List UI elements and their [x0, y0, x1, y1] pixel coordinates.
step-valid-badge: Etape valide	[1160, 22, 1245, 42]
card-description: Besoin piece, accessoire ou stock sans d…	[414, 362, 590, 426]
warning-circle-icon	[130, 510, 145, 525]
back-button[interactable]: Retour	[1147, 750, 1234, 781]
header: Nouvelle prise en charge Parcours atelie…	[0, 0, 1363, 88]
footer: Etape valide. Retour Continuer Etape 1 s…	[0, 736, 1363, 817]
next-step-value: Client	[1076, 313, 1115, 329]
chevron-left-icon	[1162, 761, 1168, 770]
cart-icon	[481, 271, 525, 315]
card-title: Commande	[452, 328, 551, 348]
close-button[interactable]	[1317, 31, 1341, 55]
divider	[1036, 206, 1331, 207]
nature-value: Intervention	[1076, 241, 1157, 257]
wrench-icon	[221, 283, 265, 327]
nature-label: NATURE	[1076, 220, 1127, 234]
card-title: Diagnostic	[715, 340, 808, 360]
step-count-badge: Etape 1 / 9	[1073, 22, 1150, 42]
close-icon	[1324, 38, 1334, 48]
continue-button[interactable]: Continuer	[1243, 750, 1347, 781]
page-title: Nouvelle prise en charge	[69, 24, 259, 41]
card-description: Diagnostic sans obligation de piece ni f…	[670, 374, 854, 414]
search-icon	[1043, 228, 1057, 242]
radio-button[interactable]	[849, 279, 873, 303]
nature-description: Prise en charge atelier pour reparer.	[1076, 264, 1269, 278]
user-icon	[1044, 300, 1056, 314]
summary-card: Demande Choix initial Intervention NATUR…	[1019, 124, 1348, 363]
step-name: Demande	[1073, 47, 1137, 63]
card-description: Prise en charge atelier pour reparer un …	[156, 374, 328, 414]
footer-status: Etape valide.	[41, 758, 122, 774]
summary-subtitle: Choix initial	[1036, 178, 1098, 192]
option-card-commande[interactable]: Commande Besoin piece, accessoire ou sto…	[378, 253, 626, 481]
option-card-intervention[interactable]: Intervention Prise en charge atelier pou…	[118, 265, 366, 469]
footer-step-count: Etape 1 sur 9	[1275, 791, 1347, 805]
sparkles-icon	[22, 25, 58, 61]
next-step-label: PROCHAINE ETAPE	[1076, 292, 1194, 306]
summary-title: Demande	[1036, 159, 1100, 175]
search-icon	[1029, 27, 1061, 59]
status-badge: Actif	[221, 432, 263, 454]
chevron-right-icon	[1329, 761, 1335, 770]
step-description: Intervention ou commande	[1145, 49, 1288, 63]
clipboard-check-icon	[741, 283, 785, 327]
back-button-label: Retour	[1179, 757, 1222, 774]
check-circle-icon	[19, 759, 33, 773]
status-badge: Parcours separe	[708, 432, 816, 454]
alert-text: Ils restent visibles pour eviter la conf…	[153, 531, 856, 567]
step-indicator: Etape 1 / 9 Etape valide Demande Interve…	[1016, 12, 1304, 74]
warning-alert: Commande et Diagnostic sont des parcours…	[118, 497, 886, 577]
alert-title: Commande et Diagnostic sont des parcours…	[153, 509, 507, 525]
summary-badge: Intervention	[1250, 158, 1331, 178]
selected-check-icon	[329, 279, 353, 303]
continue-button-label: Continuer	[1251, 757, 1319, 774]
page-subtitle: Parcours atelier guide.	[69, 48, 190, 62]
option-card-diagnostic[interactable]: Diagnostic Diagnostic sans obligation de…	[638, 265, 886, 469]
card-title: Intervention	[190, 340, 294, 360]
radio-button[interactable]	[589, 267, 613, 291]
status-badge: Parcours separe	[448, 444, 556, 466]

┄┄┄┄┄┄┄┄┄┄┄┄┄┄┄┄┄┄┄┄

PROBLEM STATEMENT:
Turn every line in the items above into a Markdown table with the columns "Row" and "Line", where Row numbers each line and Line holds its text. Leave out blank lines.

OUTPUT OF THE EXERCISE:
| Row | Line |
|---|---|
| 1 | List UI elements and their [x0, y0, x1, y1] pixel coordinates. |
| 2 | step-valid-badge: Etape valide	[1160, 22, 1245, 42] |
| 3 | card-description: Besoin piece, accessoire ou stock sans d…	[414, 362, 590, 426] |
| 4 | warning-circle-icon	[130, 510, 145, 525] |
| 5 | back-button[interactable]: Retour	[1147, 750, 1234, 781] |
| 6 | header: Nouvelle prise en charge Parcours atelie…	[0, 0, 1363, 88] |
| 7 | footer: Etape valide. Retour Continuer Etape 1 s…	[0, 736, 1363, 817] |
| 8 | next-step-value: Client	[1076, 313, 1115, 329] |
| 9 | chevron-left-icon	[1162, 761, 1168, 770] |
| 10 | cart-icon	[481, 271, 525, 315] |
| 11 | card-title: Commande	[452, 328, 551, 348] |
| 12 | close-button[interactable]	[1317, 31, 1341, 55] |
| 13 | divider	[1036, 206, 1331, 207] |
| 14 | nature-value: Intervention	[1076, 241, 1157, 257] |
| 15 | wrench-icon	[221, 283, 265, 327] |
| 16 | nature-label: NATURE	[1076, 220, 1127, 234] |
| 17 | card-title: Diagnostic	[715, 340, 808, 360] |
| 18 | step-count-badge: Etape 1 / 9	[1073, 22, 1150, 42] |
| 19 | close-icon	[1324, 38, 1334, 48] |
| 20 | continue-button[interactable]: Continuer	[1243, 750, 1347, 781] |
| 21 | page-title: Nouvelle prise en charge	[69, 24, 259, 41] |
| 22 | card-description: Diagnostic sans obligation de piece ni f…	[670, 374, 854, 414] |
| 23 | search-icon	[1043, 228, 1057, 242] |
| 24 | radio-button[interactable]	[849, 279, 873, 303] |
| 25 | nature-description: Prise en charge atelier pour reparer.	[1076, 264, 1269, 278] |
| 26 | user-icon	[1044, 300, 1056, 314] |
| 27 | summary-card: Demande Choix initial Intervention NATUR…	[1019, 124, 1348, 363] |
| 28 | step-name: Demande	[1073, 47, 1137, 63] |
| 29 | card-description: Prise en charge atelier pour reparer un …	[156, 374, 328, 414] |
| 30 | footer-status: Etape valide.	[41, 758, 122, 774] |
| 31 | summary-subtitle: Choix initial	[1036, 178, 1098, 192] |
| 32 | option-card-commande[interactable]: Commande Besoin piece, accessoire ou sto…	[378, 253, 626, 481] |
| 33 | option-card-intervention[interactable]: Intervention Prise en charge atelier pou…	[118, 265, 366, 469] |
| 34 | footer-step-count: Etape 1 sur 9	[1275, 791, 1347, 805] |
| 35 | sparkles-icon	[22, 25, 58, 61] |
| 36 | next-step-label: PROCHAINE ETAPE	[1076, 292, 1194, 306] |
| 37 | summary-title: Demande	[1036, 159, 1100, 175] |
| 38 | search-icon	[1029, 27, 1061, 59] |
| 39 | status-badge: Actif	[221, 432, 263, 454] |
| 40 | chevron-right-icon	[1329, 761, 1335, 770] |
| 41 | step-description: Intervention ou commande	[1145, 49, 1288, 63] |
| 42 | clipboard-check-icon	[741, 283, 785, 327] |
| 43 | back-button-label: Retour	[1179, 757, 1222, 774] |
| 44 | check-circle-icon	[19, 759, 33, 773] |
| 45 | status-badge: Parcours separe	[708, 432, 816, 454] |
| 46 | alert-text: Ils restent visibles pour eviter la conf…	[153, 531, 856, 567] |
| 47 | step-indicator: Etape 1 / 9 Etape valide Demande Interve…	[1016, 12, 1304, 74] |
| 48 | warning-alert: Commande et Diagnostic sont des parcours…	[118, 497, 886, 577] |
| 49 | alert-title: Commande et Diagnostic sont des parcours…	[153, 509, 507, 525] |
| 50 | summary-badge: Intervention	[1250, 158, 1331, 178] |
| 51 | selected-check-icon	[329, 279, 353, 303] |
| 52 | continue-button-label: Continuer	[1251, 757, 1319, 774] |
| 53 | page-subtitle: Parcours atelier guide.	[69, 48, 190, 62] |
| 54 | option-card-diagnostic[interactable]: Diagnostic Diagnostic sans obligation de…	[638, 265, 886, 469] |
| 55 | card-title: Intervention	[190, 340, 294, 360] |
| 56 | radio-button[interactable]	[589, 267, 613, 291] |
| 57 | status-badge: Parcours separe	[448, 444, 556, 466] |